Records about charts and figures:
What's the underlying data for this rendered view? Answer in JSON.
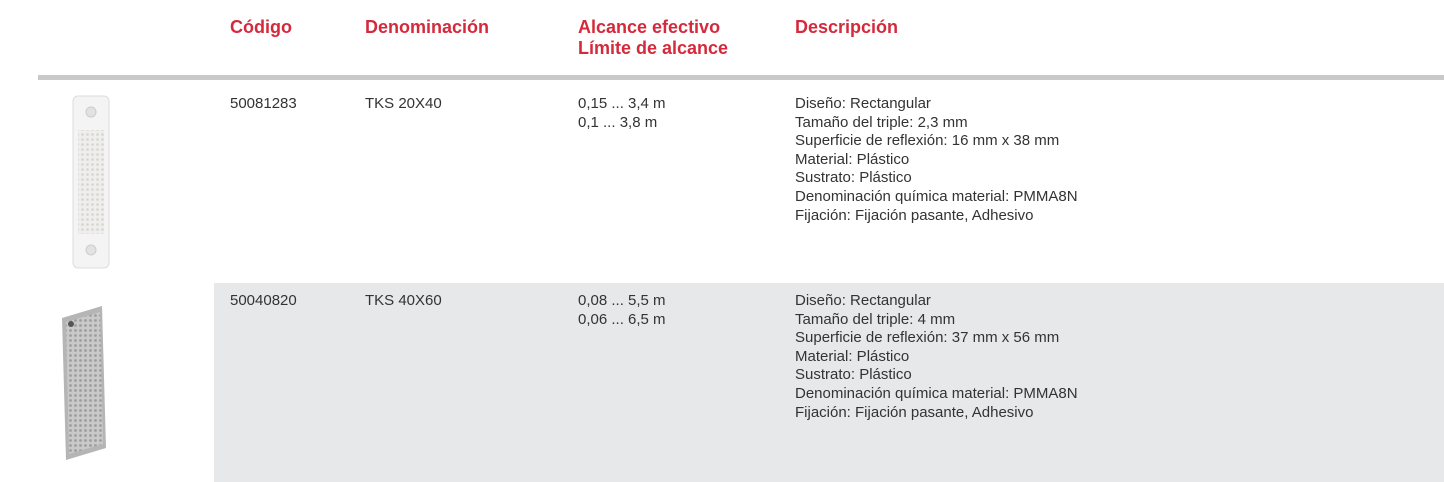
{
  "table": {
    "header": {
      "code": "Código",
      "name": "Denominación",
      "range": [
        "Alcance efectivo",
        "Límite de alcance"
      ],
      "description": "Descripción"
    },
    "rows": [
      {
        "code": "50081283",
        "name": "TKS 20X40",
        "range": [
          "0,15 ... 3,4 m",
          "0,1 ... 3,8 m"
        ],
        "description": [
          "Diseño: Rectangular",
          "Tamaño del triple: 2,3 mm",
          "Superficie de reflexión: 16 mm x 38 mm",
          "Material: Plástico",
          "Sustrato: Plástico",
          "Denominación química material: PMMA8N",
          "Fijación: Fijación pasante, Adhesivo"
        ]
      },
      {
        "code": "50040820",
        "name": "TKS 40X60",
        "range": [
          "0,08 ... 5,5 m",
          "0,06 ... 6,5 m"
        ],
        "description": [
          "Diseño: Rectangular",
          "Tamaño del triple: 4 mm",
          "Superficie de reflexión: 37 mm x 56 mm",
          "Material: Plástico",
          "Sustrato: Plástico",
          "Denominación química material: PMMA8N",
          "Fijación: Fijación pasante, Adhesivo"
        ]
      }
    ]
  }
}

### GIVEN PROBLEM
Scan the lines above for "code", then copy every one that has it.

### ANSWER IN FULL
      "code": "Código",
        "code": "50081283",
        "code": "50040820",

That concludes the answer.